What the exercise asks |
Print the full listing exactly.

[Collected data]
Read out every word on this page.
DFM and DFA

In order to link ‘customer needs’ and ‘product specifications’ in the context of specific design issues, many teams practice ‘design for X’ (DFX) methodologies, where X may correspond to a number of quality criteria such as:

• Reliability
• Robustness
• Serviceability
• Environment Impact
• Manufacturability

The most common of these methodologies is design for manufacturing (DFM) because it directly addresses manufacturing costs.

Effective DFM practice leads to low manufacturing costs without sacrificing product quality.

Exercise answer |
Read out every word on this page.
DFM and DFA

In order to link ‘customer needs’ and ‘product specifications’ in the context of specific design issues, many teams practice ‘design for X’ (DFX) methodologies, where X may correspond to a number of quality criteria such as:

• Reliability
• Robustness
• Serviceability
• Environment Impact
• Manufacturability

The most common of these methodologies is design for manufacturing (DFM) because it directly addresses manufacturing costs.

Effective DFM practice leads to low manufacturing costs without sacrificing product quality.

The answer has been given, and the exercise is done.